> _Goal of the exercise_:
Print the records unchanged, starting at the line that contains "y-tick-label: 0.00 — [13, 232, 44, 248]" and ending at the line that contains "category-label-2006: 2006 —", with both of those lines included.

* START Records provided *

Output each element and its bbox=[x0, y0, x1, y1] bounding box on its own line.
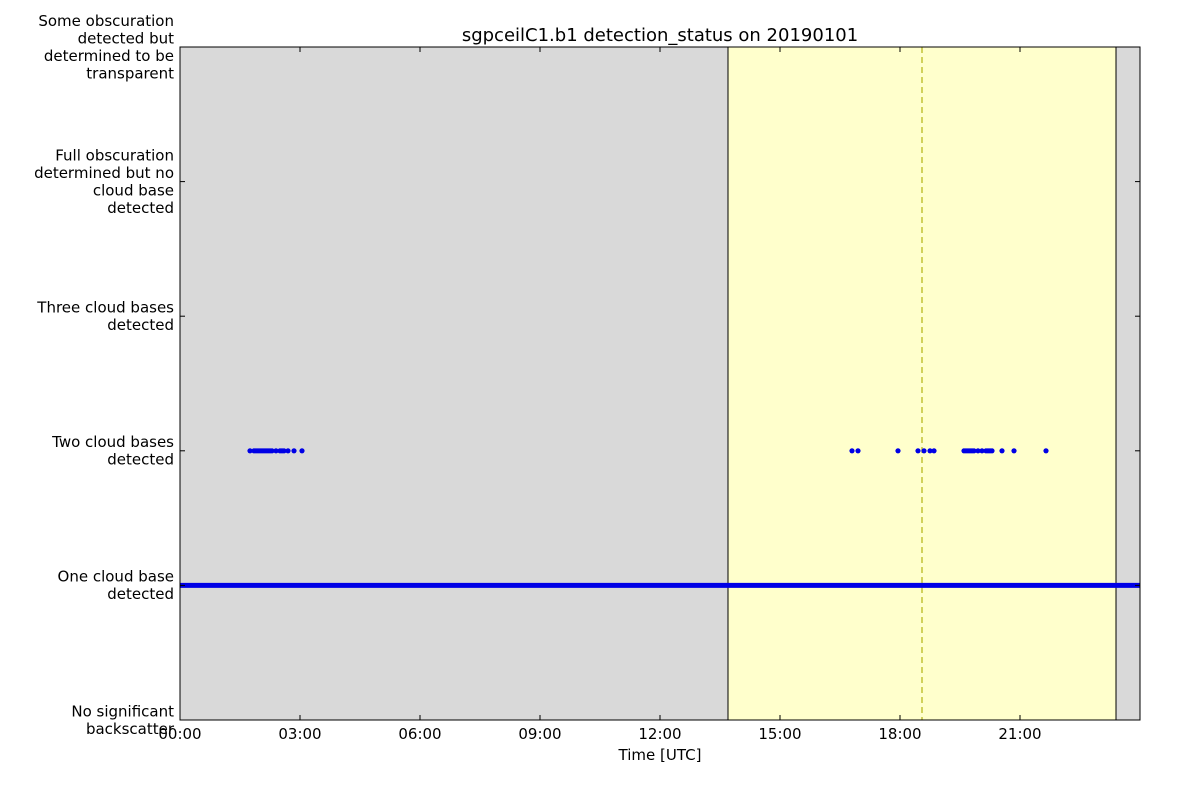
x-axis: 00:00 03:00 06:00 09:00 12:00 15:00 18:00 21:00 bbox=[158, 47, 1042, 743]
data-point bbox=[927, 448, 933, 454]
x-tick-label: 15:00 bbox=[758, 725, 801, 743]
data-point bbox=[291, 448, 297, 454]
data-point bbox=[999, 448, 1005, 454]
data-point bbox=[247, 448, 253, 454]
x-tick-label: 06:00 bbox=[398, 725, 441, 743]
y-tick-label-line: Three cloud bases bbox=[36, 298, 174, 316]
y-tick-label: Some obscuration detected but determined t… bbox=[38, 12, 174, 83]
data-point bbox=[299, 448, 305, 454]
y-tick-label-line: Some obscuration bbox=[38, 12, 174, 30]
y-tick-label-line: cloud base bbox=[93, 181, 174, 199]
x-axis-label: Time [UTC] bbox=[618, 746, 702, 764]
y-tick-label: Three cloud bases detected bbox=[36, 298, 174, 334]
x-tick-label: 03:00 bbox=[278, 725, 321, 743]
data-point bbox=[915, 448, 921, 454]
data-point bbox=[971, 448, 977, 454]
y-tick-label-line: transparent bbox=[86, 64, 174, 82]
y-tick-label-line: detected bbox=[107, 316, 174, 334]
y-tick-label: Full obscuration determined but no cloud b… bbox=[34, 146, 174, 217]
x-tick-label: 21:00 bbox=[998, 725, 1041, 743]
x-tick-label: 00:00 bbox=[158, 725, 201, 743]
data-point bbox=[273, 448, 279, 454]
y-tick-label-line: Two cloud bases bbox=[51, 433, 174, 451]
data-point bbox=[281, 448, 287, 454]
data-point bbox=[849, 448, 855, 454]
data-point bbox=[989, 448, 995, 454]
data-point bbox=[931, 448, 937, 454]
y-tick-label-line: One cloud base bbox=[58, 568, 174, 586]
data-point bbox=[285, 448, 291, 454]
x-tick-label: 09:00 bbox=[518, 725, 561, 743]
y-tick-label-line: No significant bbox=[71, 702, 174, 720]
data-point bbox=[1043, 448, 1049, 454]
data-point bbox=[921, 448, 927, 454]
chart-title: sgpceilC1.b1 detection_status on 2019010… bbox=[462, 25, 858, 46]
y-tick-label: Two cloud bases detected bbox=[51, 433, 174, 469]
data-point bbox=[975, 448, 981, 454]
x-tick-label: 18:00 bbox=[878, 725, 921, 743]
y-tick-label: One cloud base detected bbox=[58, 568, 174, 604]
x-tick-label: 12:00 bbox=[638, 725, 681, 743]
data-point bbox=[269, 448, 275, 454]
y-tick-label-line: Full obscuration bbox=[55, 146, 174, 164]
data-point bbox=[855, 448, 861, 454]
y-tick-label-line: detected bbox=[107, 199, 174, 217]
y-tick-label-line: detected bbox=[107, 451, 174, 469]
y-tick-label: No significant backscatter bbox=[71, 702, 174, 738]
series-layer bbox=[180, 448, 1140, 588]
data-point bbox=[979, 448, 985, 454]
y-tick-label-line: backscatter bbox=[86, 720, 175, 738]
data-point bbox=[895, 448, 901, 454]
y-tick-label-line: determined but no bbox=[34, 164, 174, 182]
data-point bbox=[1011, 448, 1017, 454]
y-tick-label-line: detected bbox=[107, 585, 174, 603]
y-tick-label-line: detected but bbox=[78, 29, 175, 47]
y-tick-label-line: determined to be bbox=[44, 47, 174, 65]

* END Records provided *
* START Records provided *

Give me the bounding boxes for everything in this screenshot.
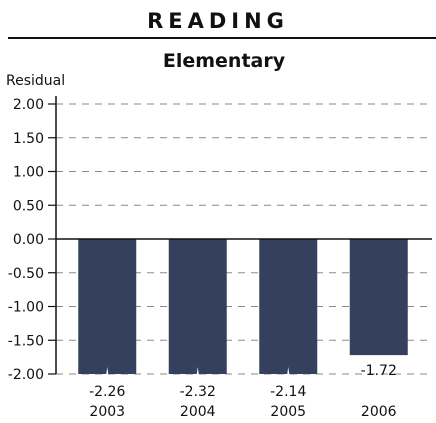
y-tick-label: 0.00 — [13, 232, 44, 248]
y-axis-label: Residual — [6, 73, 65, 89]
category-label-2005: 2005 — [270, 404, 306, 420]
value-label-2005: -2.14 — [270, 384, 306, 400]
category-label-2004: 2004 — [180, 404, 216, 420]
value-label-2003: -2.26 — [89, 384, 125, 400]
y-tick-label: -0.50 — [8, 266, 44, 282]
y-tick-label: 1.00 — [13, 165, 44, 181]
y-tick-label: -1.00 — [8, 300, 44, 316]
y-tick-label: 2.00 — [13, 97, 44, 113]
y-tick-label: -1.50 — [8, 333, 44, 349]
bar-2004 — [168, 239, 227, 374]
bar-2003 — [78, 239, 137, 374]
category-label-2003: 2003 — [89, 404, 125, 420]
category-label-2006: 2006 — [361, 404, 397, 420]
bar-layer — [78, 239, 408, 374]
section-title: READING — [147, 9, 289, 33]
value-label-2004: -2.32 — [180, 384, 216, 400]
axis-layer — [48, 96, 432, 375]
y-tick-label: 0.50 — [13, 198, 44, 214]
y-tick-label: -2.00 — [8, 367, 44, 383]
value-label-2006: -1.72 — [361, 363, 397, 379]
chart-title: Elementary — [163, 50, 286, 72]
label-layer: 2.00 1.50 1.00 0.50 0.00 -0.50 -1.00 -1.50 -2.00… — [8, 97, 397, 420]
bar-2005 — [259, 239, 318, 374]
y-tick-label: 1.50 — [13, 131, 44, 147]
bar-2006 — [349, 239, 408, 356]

* END Records provided *

> _Final result_:
y-tick-label: 0.00 — [13, 232, 44, 248]
y-axis-label: Residual — [6, 73, 65, 89]
category-label-2005: 2005 — [270, 404, 306, 420]
value-label-2005: -2.14 — [270, 384, 306, 400]
category-label-2004: 2004 — [180, 404, 216, 420]
value-label-2003: -2.26 — [89, 384, 125, 400]
y-tick-label: -0.50 — [8, 266, 44, 282]
y-tick-label: 1.00 — [13, 165, 44, 181]
y-tick-label: -1.00 — [8, 300, 44, 316]
y-tick-label: 2.00 — [13, 97, 44, 113]
y-tick-label: -1.50 — [8, 333, 44, 349]
bar-2004 — [168, 239, 227, 374]
bar-2003 — [78, 239, 137, 374]
category-label-2003: 2003 — [89, 404, 125, 420]
category-label-2006: 2006 — [361, 404, 397, 420]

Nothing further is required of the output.